▶ DATA FOR THIS EXERCISE:
[Start]

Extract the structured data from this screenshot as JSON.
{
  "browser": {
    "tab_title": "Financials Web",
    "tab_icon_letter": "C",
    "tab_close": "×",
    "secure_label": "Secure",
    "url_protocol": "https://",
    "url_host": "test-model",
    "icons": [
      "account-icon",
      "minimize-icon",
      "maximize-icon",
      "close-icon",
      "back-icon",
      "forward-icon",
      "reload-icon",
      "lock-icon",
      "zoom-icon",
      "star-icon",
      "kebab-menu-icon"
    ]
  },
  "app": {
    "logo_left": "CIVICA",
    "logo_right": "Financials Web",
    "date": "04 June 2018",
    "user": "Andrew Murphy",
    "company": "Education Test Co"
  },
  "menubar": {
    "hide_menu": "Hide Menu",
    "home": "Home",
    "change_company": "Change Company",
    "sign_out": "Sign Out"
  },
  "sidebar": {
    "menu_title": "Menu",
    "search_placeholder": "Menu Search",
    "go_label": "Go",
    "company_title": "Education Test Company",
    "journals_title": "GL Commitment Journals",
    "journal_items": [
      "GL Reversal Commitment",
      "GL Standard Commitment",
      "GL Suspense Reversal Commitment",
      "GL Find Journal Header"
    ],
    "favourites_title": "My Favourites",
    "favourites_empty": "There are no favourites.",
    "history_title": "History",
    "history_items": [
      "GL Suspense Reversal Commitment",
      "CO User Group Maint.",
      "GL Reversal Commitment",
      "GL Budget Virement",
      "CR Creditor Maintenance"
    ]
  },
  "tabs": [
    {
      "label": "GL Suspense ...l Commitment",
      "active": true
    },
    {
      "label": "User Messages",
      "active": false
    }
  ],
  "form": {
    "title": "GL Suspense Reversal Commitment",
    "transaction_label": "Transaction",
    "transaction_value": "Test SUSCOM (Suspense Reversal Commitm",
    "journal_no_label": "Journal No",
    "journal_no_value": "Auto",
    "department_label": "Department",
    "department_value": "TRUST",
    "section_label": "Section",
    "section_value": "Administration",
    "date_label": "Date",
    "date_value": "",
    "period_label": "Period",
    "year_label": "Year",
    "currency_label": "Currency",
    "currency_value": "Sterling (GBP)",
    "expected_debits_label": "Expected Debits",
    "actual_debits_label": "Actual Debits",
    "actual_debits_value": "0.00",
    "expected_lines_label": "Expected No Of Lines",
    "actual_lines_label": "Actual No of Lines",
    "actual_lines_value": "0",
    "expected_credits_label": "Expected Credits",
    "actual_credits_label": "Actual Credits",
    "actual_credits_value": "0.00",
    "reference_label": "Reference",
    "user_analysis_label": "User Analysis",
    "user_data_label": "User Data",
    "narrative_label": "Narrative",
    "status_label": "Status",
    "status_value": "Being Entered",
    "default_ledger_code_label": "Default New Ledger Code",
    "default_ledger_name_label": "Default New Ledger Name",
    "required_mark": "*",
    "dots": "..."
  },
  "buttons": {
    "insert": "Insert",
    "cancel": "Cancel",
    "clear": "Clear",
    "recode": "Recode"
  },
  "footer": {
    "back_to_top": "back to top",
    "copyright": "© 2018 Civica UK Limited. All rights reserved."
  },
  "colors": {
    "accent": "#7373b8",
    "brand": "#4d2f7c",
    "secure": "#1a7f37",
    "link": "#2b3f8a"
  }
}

[End]

▶ PROBLEM TO SOLVE: Set down every line of the listing above again, exactly as given.

▶ THE OUTPUT:
Extract the structured data from this screenshot as JSON.
{
  "browser": {
    "tab_title": "Financials Web",
    "tab_icon_letter": "C",
    "tab_close": "×",
    "secure_label": "Secure",
    "url_protocol": "https://",
    "url_host": "test-model",
    "icons": [
      "account-icon",
      "minimize-icon",
      "maximize-icon",
      "close-icon",
      "back-icon",
      "forward-icon",
      "reload-icon",
      "lock-icon",
      "zoom-icon",
      "star-icon",
      "kebab-menu-icon"
    ]
  },
  "app": {
    "logo_left": "CIVICA",
    "logo_right": "Financials Web",
    "date": "04 June 2018",
    "user": "Andrew Murphy",
    "company": "Education Test Co"
  },
  "menubar": {
    "hide_menu": "Hide Menu",
    "home": "Home",
    "change_company": "Change Company",
    "sign_out": "Sign Out"
  },
  "sidebar": {
    "menu_title": "Menu",
    "search_placeholder": "Menu Search",
    "go_label": "Go",
    "company_title": "Education Test Company",
    "journals_title": "GL Commitment Journals",
    "journal_items": [
      "GL Reversal Commitment",
      "GL Standard Commitment",
      "GL Suspense Reversal Commitment",
      "GL Find Journal Header"
    ],
    "favourites_title": "My Favourites",
    "favourites_empty": "There are no favourites.",
    "history_title": "History",
    "history_items": [
      "GL Suspense Reversal Commitment",
      "CO User Group Maint.",
      "GL Reversal Commitment",
      "GL Budget Virement",
      "CR Creditor Maintenance"
    ]
  },
  "tabs": [
    {
      "label": "GL Suspense ...l Commitment",
      "active": true
    },
    {
      "label": "User Messages",
      "active": false
    }
  ],
  "form": {
    "title": "GL Suspense Reversal Commitment",
    "transaction_label": "Transaction",
    "transaction_value": "Test SUSCOM (Suspense Reversal Commitm",
    "journal_no_label": "Journal No",
    "journal_no_value": "Auto",
    "department_label": "Department",
    "department_value": "TRUST",
    "section_label": "Section",
    "section_value": "Administration",
    "date_label": "Date",
    "date_value": "",
    "period_label": "Period",
    "year_label": "Year",
    "currency_label": "Currency",
    "currency_value": "Sterling (GBP)",
    "expected_debits_label": "Expected Debits",
    "actual_debits_label": "Actual Debits",
    "actual_debits_value": "0.00",
    "expected_lines_label": "Expected No Of Lines",
    "actual_lines_label": "Actual No of Lines",
    "actual_lines_value": "0",
    "expected_credits_label": "Expected Credits",
    "actual_credits_label": "Actual Credits",
    "actual_credits_value": "0.00",
    "reference_label": "Reference",
    "user_analysis_label": "User Analysis",
    "user_data_label": "User Data",
    "narrative_label": "Narrative",
    "status_label": "Status",
    "status_value": "Being Entered",
    "default_ledger_code_label": "Default New Ledger Code",
    "default_ledger_name_label": "Default New Ledger Name",
    "required_mark": "*",
    "dots": "..."
  },
  "buttons": {
    "insert": "Insert",
    "cancel": "Cancel",
    "clear": "Clear",
    "recode": "Recode"
  },
  "footer": {
    "back_to_top": "back to top",
    "copyright": "© 2018 Civica UK Limited. All rights reserved."
  },
  "colors": {
    "accent": "#7373b8",
    "brand": "#4d2f7c",
    "secure": "#1a7f37",
    "link": "#2b3f8a"
  }
}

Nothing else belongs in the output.